Sort through the data and copy the lines holding the word "October".

—————

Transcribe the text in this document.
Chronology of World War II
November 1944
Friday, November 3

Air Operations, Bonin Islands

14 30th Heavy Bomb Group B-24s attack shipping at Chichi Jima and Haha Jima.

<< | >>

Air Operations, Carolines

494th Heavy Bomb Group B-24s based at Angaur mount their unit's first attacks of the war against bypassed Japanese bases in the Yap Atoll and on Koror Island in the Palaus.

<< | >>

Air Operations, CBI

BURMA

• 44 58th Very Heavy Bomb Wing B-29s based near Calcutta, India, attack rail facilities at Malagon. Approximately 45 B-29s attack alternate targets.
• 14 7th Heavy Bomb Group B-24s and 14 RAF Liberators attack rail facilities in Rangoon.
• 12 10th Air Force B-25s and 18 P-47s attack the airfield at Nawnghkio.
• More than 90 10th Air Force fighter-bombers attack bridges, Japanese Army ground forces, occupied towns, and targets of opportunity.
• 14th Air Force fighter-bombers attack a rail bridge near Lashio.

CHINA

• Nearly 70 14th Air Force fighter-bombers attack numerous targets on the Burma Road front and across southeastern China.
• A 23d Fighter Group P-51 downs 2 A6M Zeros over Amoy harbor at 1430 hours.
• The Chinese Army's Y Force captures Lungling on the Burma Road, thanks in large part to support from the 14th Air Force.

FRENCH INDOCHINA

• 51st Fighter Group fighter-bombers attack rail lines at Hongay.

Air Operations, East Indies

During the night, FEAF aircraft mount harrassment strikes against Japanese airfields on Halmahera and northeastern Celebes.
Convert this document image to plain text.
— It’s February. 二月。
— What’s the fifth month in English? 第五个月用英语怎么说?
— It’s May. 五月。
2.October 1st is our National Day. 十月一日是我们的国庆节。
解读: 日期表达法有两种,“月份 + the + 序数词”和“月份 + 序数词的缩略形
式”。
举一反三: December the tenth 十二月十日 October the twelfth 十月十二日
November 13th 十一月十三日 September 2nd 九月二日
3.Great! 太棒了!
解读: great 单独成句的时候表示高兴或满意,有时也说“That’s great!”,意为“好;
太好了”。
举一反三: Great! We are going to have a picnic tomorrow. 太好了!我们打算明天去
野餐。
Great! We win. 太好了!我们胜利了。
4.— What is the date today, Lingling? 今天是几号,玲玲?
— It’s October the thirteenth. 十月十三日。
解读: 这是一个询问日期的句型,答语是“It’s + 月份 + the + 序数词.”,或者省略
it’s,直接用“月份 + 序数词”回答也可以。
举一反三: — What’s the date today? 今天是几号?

—————

Response to this exercise >>
2.October 1st is our National Day. 十月一日是我们的国庆节。
举一反三: December the tenth 十二月十日 October the twelfth 十月十二日
— It’s October the thirteenth. 十月十三日。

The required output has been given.